- SET EXERCISE:
Your task is to copy the material exactly.

- GIVEN RECORDS:
--- start ---

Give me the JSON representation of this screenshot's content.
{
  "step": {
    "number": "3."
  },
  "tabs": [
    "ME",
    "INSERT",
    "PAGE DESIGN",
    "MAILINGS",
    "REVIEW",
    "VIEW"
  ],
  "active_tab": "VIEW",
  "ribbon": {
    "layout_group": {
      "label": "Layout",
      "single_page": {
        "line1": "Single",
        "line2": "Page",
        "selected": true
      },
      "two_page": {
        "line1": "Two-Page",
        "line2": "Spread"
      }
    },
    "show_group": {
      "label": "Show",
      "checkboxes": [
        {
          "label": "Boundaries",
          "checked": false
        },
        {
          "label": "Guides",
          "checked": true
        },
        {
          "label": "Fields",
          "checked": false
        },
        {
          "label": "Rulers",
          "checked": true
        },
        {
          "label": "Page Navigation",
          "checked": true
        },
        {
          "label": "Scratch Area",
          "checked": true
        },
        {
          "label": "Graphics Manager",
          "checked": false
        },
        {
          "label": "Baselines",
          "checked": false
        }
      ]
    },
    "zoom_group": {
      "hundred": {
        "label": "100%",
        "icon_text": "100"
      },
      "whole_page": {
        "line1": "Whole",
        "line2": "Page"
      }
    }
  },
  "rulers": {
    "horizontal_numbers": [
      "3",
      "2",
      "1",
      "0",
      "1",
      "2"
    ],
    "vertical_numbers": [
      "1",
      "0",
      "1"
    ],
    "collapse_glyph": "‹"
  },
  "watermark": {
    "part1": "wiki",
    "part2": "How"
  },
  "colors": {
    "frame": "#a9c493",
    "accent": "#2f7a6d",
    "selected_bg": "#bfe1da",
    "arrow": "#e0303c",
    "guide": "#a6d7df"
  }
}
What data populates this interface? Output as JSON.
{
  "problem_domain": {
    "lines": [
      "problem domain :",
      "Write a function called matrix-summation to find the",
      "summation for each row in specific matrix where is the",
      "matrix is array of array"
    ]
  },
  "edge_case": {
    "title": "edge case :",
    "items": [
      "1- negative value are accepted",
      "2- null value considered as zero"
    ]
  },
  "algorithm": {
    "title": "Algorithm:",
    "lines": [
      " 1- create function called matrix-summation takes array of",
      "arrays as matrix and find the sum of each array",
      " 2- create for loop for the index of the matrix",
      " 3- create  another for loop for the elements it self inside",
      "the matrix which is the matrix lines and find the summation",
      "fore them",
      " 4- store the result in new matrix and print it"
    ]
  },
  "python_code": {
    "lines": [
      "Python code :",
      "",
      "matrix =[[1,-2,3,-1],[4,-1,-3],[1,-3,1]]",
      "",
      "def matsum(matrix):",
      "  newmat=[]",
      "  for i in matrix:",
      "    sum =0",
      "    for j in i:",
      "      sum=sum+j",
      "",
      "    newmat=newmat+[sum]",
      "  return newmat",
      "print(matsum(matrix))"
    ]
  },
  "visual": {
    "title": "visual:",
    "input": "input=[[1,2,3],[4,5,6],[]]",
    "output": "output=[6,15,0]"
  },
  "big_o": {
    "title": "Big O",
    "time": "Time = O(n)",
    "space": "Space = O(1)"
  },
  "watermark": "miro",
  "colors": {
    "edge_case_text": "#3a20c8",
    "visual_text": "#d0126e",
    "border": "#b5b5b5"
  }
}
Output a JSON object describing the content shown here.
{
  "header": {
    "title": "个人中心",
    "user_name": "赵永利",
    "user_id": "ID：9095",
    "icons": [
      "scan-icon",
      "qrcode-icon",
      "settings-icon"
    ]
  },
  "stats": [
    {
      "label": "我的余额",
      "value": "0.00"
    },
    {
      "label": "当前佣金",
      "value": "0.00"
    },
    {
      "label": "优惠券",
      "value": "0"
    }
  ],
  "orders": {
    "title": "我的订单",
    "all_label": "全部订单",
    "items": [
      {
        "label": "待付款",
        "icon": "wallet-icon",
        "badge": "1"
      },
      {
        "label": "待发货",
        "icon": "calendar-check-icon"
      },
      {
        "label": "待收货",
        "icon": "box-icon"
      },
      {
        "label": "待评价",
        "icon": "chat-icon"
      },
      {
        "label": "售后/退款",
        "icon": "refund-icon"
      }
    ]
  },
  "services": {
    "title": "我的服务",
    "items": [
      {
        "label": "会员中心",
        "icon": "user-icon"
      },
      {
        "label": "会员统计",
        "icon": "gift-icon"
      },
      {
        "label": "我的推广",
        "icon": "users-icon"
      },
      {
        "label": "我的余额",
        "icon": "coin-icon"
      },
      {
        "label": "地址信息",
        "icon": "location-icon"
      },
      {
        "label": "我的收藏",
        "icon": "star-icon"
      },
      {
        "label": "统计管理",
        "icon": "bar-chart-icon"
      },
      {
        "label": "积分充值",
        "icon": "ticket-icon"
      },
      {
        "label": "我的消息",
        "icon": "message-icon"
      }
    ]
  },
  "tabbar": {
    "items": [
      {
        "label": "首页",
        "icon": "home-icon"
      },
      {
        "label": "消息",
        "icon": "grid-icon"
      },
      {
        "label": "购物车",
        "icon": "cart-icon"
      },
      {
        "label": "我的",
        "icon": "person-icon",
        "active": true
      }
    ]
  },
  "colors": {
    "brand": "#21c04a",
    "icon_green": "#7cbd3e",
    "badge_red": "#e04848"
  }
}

--- end ---

- CORRECT OUTPUT:
Give me the JSON representation of this screenshot's content.
{
  "step": {
    "number": "3."
  },
  "tabs": [
    "ME",
    "INSERT",
    "PAGE DESIGN",
    "MAILINGS",
    "REVIEW",
    "VIEW"
  ],
  "active_tab": "VIEW",
  "ribbon": {
    "layout_group": {
      "label": "Layout",
      "single_page": {
        "line1": "Single",
        "line2": "Page",
        "selected": true
      },
      "two_page": {
        "line1": "Two-Page",
        "line2": "Spread"
      }
    },
    "show_group": {
      "label": "Show",
      "checkboxes": [
        {
          "label": "Boundaries",
          "checked": false
        },
        {
          "label": "Guides",
          "checked": true
        },
        {
          "label": "Fields",
          "checked": false
        },
        {
          "label": "Rulers",
          "checked": true
        },
        {
          "label": "Page Navigation",
          "checked": true
        },
        {
          "label": "Scratch Area",
          "checked": true
        },
        {
          "label": "Graphics Manager",
          "checked": false
        },
        {
          "label": "Baselines",
          "checked": false
        }
      ]
    },
    "zoom_group": {
      "hundred": {
        "label": "100%",
        "icon_text": "100"
      },
      "whole_page": {
        "line1": "Whole",
        "line2": "Page"
      }
    }
  },
  "rulers": {
    "horizontal_numbers": [
      "3",
      "2",
      "1",
      "0",
      "1",
      "2"
    ],
    "vertical_numbers": [
      "1",
      "0",
      "1"
    ],
    "collapse_glyph": "‹"
  },
  "watermark": {
    "part1": "wiki",
    "part2": "How"
  },
  "colors": {
    "frame": "#a9c493",
    "accent": "#2f7a6d",
    "selected_bg": "#bfe1da",
    "arrow": "#e0303c",
    "guide": "#a6d7df"
  }
}
What data populates this interface? Output as JSON.
{
  "problem_domain": {
    "lines": [
      "problem domain :",
      "Write a function called matrix-summation to find the",
      "summation for each row in specific matrix where is the",
      "matrix is array of array"
    ]
  },
  "edge_case": {
    "title": "edge case :",
    "items": [
      "1- negative value are accepted",
      "2- null value considered as zero"
    ]
  },
  "algorithm": {
    "title": "Algorithm:",
    "lines": [
      " 1- create function called matrix-summation takes array of",
      "arrays as matrix and find the sum of each array",
      " 2- create for loop for the index of the matrix",
      " 3- create  another for loop for the elements it self inside",
      "the matrix which is the matrix lines and find the summation",
      "fore them",
      " 4- store the result in new matrix and print it"
    ]
  },
  "python_code": {
    "lines": [
      "Python code :",
      "",
      "matrix =[[1,-2,3,-1],[4,-1,-3],[1,-3,1]]",
      "",
      "def matsum(matrix):",
      "  newmat=[]",
      "  for i in matrix:",
      "    sum =0",
      "    for j in i:",
      "      sum=sum+j",
      "",
      "    newmat=newmat+[sum]",
      "  return newmat",
      "print(matsum(matrix))"
    ]
  },
  "visual": {
    "title": "visual:",
    "input": "input=[[1,2,3],[4,5,6],[]]",
    "output": "output=[6,15,0]"
  },
  "big_o": {
    "title": "Big O",
    "time": "Time = O(n)",
    "space": "Space = O(1)"
  },
  "watermark": "miro",
  "colors": {
    "edge_case_text": "#3a20c8",
    "visual_text": "#d0126e",
    "border": "#b5b5b5"
  }
}
Output a JSON object describing the content shown here.
{
  "header": {
    "title": "个人中心",
    "user_name": "赵永利",
    "user_id": "ID：9095",
    "icons": [
      "scan-icon",
      "qrcode-icon",
      "settings-icon"
    ]
  },
  "stats": [
    {
      "label": "我的余额",
      "value": "0.00"
    },
    {
      "label": "当前佣金",
      "value": "0.00"
    },
    {
      "label": "优惠券",
      "value": "0"
    }
  ],
  "orders": {
    "title": "我的订单",
    "all_label": "全部订单",
    "items": [
      {
        "label": "待付款",
        "icon": "wallet-icon",
        "badge": "1"
      },
      {
        "label": "待发货",
        "icon": "calendar-check-icon"
      },
      {
        "label": "待收货",
        "icon": "box-icon"
      },
      {
        "label": "待评价",
        "icon": "chat-icon"
      },
      {
        "label": "售后/退款",
        "icon": "refund-icon"
      }
    ]
  },
  "services": {
    "title": "我的服务",
    "items": [
      {
        "label": "会员中心",
        "icon": "user-icon"
      },
      {
        "label": "会员统计",
        "icon": "gift-icon"
      },
      {
        "label": "我的推广",
        "icon": "users-icon"
      },
      {
        "label": "我的余额",
        "icon": "coin-icon"
      },
      {
        "label": "地址信息",
        "icon": "location-icon"
      },
      {
        "label": "我的收藏",
        "icon": "star-icon"
      },
      {
        "label": "统计管理",
        "icon": "bar-chart-icon"
      },
      {
        "label": "积分充值",
        "icon": "ticket-icon"
      },
      {
        "label": "我的消息",
        "icon": "message-icon"
      }
    ]
  },
  "tabbar": {
    "items": [
      {
        "label": "首页",
        "icon": "home-icon"
      },
      {
        "label": "消息",
        "icon": "grid-icon"
      },
      {
        "label": "购物车",
        "icon": "cart-icon"
      },
      {
        "label": "我的",
        "icon": "person-icon",
        "active": true
      }
    ]
  },
  "colors": {
    "brand": "#21c04a",
    "icon_green": "#7cbd3e",
    "badge_red": "#e04848"
  }
}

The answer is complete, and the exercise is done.